• **What needs to be done**: Pictures do not belong in the copy, so please give every entry below again exactly.

• **Recorded information**:

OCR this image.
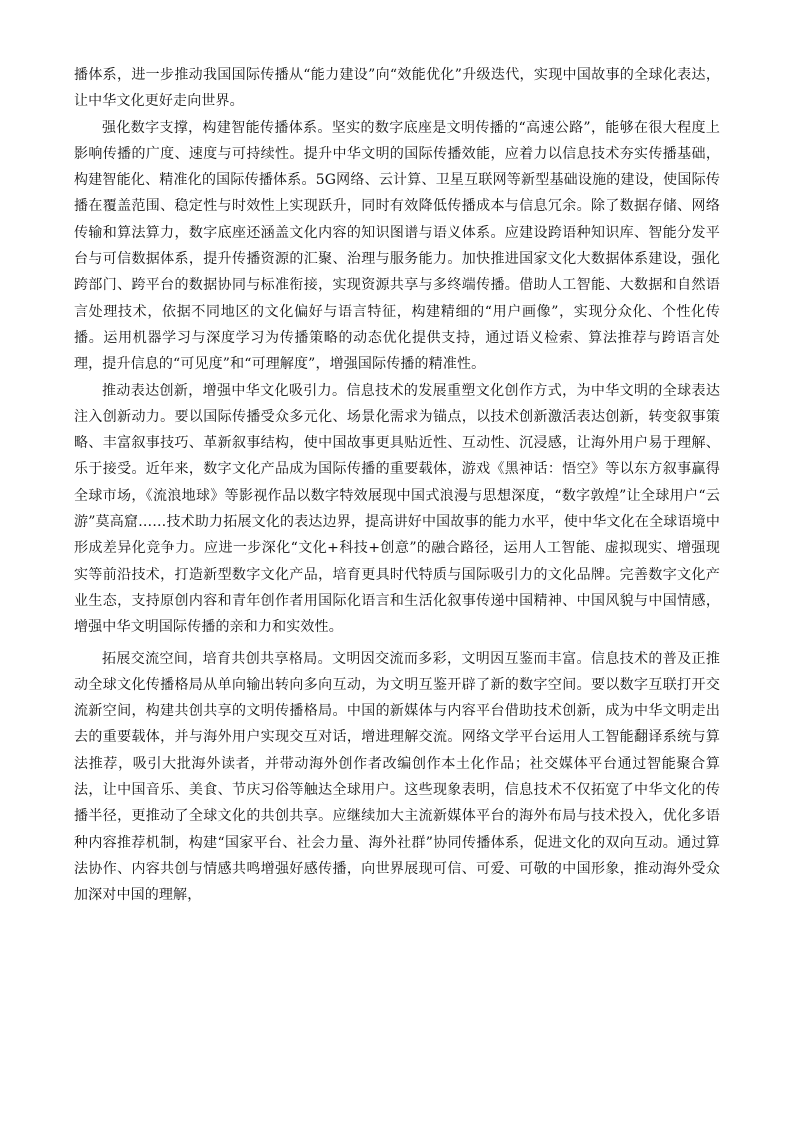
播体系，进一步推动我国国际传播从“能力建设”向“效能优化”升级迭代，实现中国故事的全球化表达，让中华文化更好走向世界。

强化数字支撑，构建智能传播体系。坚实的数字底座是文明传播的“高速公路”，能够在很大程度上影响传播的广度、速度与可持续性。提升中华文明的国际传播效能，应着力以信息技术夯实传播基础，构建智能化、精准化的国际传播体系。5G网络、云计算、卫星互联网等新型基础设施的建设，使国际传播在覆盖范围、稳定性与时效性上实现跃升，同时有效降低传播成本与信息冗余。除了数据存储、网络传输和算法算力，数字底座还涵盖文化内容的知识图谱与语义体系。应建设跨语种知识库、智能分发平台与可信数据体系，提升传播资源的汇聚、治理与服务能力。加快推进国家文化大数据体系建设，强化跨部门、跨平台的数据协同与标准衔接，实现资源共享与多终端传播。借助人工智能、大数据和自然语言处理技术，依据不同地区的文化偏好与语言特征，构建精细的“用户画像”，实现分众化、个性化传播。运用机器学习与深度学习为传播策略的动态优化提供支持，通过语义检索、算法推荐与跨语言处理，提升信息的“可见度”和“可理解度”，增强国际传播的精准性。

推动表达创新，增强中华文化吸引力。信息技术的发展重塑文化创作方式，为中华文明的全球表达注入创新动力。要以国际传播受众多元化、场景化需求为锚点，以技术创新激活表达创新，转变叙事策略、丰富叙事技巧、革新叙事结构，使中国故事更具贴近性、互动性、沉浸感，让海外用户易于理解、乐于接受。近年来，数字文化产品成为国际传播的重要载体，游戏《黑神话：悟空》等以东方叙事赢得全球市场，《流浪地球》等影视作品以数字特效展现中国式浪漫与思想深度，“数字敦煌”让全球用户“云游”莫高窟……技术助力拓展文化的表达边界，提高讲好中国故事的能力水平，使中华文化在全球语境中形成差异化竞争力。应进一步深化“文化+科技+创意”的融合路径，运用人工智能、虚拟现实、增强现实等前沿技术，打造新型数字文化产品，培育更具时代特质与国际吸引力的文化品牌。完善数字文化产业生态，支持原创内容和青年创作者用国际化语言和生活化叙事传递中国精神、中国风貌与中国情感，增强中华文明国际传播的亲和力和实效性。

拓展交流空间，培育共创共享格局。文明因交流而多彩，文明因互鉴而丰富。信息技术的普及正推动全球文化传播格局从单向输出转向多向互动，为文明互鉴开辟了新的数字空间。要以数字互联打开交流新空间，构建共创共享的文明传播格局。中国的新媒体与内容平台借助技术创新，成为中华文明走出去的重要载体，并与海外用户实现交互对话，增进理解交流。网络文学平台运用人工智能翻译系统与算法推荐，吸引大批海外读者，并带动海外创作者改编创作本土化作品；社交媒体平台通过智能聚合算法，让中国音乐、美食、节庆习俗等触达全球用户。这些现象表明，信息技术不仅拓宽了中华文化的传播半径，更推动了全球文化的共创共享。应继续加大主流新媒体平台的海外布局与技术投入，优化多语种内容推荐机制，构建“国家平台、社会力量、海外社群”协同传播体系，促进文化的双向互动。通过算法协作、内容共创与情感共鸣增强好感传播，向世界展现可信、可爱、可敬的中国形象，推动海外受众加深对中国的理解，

• **Solved problem**:
OCR this image.
播体系，进一步推动我国国际传播从“能力建设”向“效能优化”升级迭代，实现中国故事的全球化表达，让中华文化更好走向世界。

强化数字支撑，构建智能传播体系。坚实的数字底座是文明传播的“高速公路”，能够在很大程度上影响传播的广度、速度与可持续性。提升中华文明的国际传播效能，应着力以信息技术夯实传播基础，构建智能化、精准化的国际传播体系。5G网络、云计算、卫星互联网等新型基础设施的建设，使国际传播在覆盖范围、稳定性与时效性上实现跃升，同时有效降低传播成本与信息冗余。除了数据存储、网络传输和算法算力，数字底座还涵盖文化内容的知识图谱与语义体系。应建设跨语种知识库、智能分发平台与可信数据体系，提升传播资源的汇聚、治理与服务能力。加快推进国家文化大数据体系建设，强化跨部门、跨平台的数据协同与标准衔接，实现资源共享与多终端传播。借助人工智能、大数据和自然语言处理技术，依据不同地区的文化偏好与语言特征，构建精细的“用户画像”，实现分众化、个性化传播。运用机器学习与深度学习为传播策略的动态优化提供支持，通过语义检索、算法推荐与跨语言处理，提升信息的“可见度”和“可理解度”，增强国际传播的精准性。

推动表达创新，增强中华文化吸引力。信息技术的发展重塑文化创作方式，为中华文明的全球表达注入创新动力。要以国际传播受众多元化、场景化需求为锚点，以技术创新激活表达创新，转变叙事策略、丰富叙事技巧、革新叙事结构，使中国故事更具贴近性、互动性、沉浸感，让海外用户易于理解、乐于接受。近年来，数字文化产品成为国际传播的重要载体，游戏《黑神话：悟空》等以东方叙事赢得全球市场，《流浪地球》等影视作品以数字特效展现中国式浪漫与思想深度，“数字敦煌”让全球用户“云游”莫高窟……技术助力拓展文化的表达边界，提高讲好中国故事的能力水平，使中华文化在全球语境中形成差异化竞争力。应进一步深化“文化+科技+创意”的融合路径，运用人工智能、虚拟现实、增强现实等前沿技术，打造新型数字文化产品，培育更具时代特质与国际吸引力的文化品牌。完善数字文化产业生态，支持原创内容和青年创作者用国际化语言和生活化叙事传递中国精神、中国风貌与中国情感，增强中华文明国际传播的亲和力和实效性。

拓展交流空间，培育共创共享格局。文明因交流而多彩，文明因互鉴而丰富。信息技术的普及正推动全球文化传播格局从单向输出转向多向互动，为文明互鉴开辟了新的数字空间。要以数字互联打开交流新空间，构建共创共享的文明传播格局。中国的新媒体与内容平台借助技术创新，成为中华文明走出去的重要载体，并与海外用户实现交互对话，增进理解交流。网络文学平台运用人工智能翻译系统与算法推荐，吸引大批海外读者，并带动海外创作者改编创作本土化作品；社交媒体平台通过智能聚合算法，让中国音乐、美食、节庆习俗等触达全球用户。这些现象表明，信息技术不仅拓宽了中华文化的传播半径，更推动了全球文化的共创共享。应继续加大主流新媒体平台的海外布局与技术投入，优化多语种内容推荐机制，构建“国家平台、社会力量、海外社群”协同传播体系，促进文化的双向互动。通过算法协作、内容共创与情感共鸣增强好感传播，向世界展现可信、可爱、可敬的中国形象，推动海外受众加深对中国的理解，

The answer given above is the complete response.